Material supplied:
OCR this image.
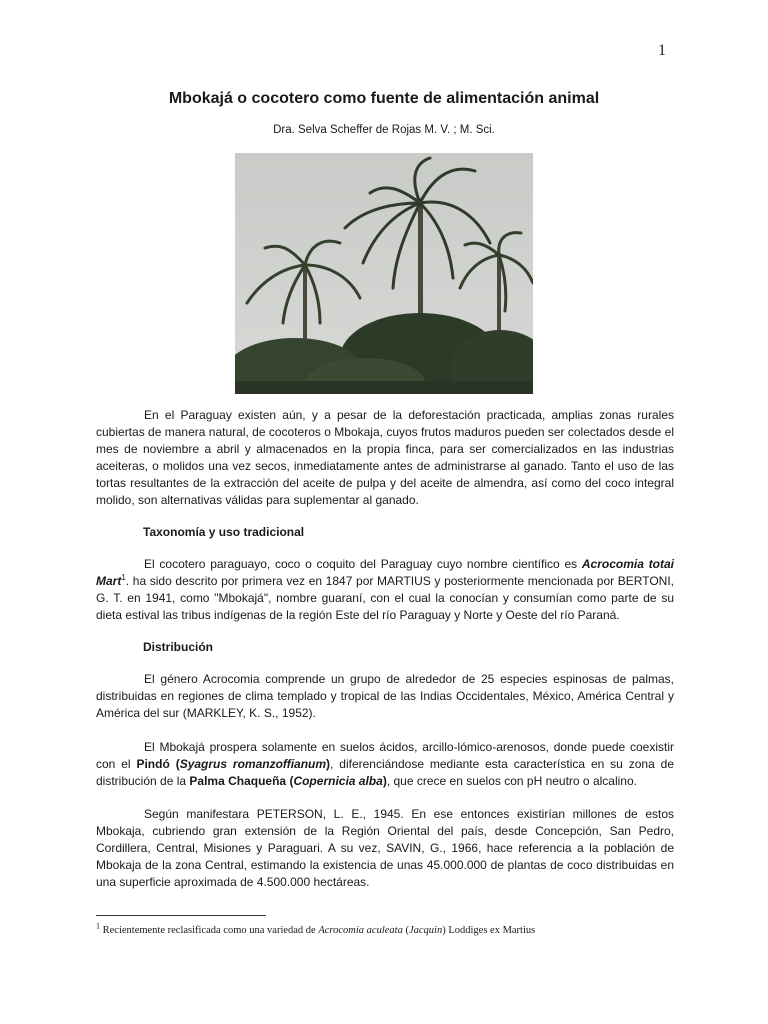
1
Mbokajá o cocotero como fuente de alimentación animal
Dra. Selva Scheffer de Rojas M. V. ; M. Sci.

En el Paraguay existen aún, y a pesar de la deforestación practicada, amplias zonas rurales cubiertas de manera natural, de cocoteros o Mbokaja, cuyos frutos maduros pueden ser colectados desde el mes de noviembre a abril y almacenados en la propia finca, para ser comercializados en las industrias aceiteras, o molidos una vez secos, inmediatamente antes de administrarse al ganado. Tanto el uso de las tortas resultantes de la extracción del aceite de pulpa y del aceite de almendra, así como del coco integral molido, son alternativas válidas para suplementar al ganado.

Taxonomía y uso tradicional

El cocotero paraguayo, coco o coquito del Paraguay cuyo nombre científico es Acrocomia totai Mart$^1$. ha sido descrito por primera vez en 1847 por MARTIUS y posteriormente mencionada por BERTONI, G. T. en 1941, como "Mbokajá", nombre guaraní, con el cual la conocían y consumían como parte de su dieta estival las tribus indígenas de la región Este del río Paraguay y Norte y Oeste del río Paraná.

Distribución

El género Acrocomia comprende un grupo de alrededor de 25 especies espinosas de palmas, distribuidas en regiones de clima templado y tropical de las Indias Occidentales, México, América Central y América del sur (MARKLEY, K. S., 1952).

El Mbokajá prospera solamente en suelos ácidos, arcillo-lómico-arenosos, donde puede coexistir con el Pindó (Syagrus romanzoffianum), diferenciándose mediante esta característica en su zona de distribución de la Palma Chaqueña (Copernicia alba), que crece en suelos con pH neutro o alcalino.

Según manifestara PETERSON, L. E., 1945. En ese entonces existirían millones de estos Mbokaja, cubriendo gran extensión de la Región Oriental del país, desde Concepción, San Pedro, Cordillera, Central, Misiones y Paraguari. A su vez, SAVIN, G., 1966, hace referencia a la población de Mbokaja de la zona Central, estimando la existencia de unas 45.000.000 de plantas de coco distribuidas en una superficie aproximada de 4.500.000 hectáreas.

$^1$ Recientemente reclasificada como una variedad de Acrocomia aculeata (Jacquin) Loddiges ex Martius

Instruction:
Write out all the entries again, word for word, and print no images.

Task output:
OCR this image.
1
Mbokajá o cocotero como fuente de alimentación animal
Dra. Selva Scheffer de Rojas M. V. ; M. Sci.

En el Paraguay existen aún, y a pesar de la deforestación practicada, amplias zonas rurales cubiertas de manera natural, de cocoteros o Mbokaja, cuyos frutos maduros pueden ser colectados desde el mes de noviembre a abril y almacenados en la propia finca, para ser comercializados en las industrias aceiteras, o molidos una vez secos, inmediatamente antes de administrarse al ganado. Tanto el uso de las tortas resultantes de la extracción del aceite de pulpa y del aceite de almendra, así como del coco integral molido, son alternativas válidas para suplementar al ganado.

Taxonomía y uso tradicional

El cocotero paraguayo, coco o coquito del Paraguay cuyo nombre científico es Acrocomia totai Mart$^1$. ha sido descrito por primera vez en 1847 por MARTIUS y posteriormente mencionada por BERTONI, G. T. en 1941, como "Mbokajá", nombre guaraní, con el cual la conocían y consumían como parte de su dieta estival las tribus indígenas de la región Este del río Paraguay y Norte y Oeste del río Paraná.

Distribución

El género Acrocomia comprende un grupo de alrededor de 25 especies espinosas de palmas, distribuidas en regiones de clima templado y tropical de las Indias Occidentales, México, América Central y América del sur (MARKLEY, K. S., 1952).

El Mbokajá prospera solamente en suelos ácidos, arcillo-lómico-arenosos, donde puede coexistir con el Pindó (Syagrus romanzoffianum), diferenciándose mediante esta característica en su zona de distribución de la Palma Chaqueña (Copernicia alba), que crece en suelos con pH neutro o alcalino.

Según manifestara PETERSON, L. E., 1945. En ese entonces existirían millones de estos Mbokaja, cubriendo gran extensión de la Región Oriental del país, desde Concepción, San Pedro, Cordillera, Central, Misiones y Paraguari. A su vez, SAVIN, G., 1966, hace referencia a la población de Mbokaja de la zona Central, estimando la existencia de unas 45.000.000 de plantas de coco distribuidas en una superficie aproximada de 4.500.000 hectáreas.

$^1$ Recientemente reclasificada como una variedad de Acrocomia aculeata (Jacquin) Loddiges ex Martius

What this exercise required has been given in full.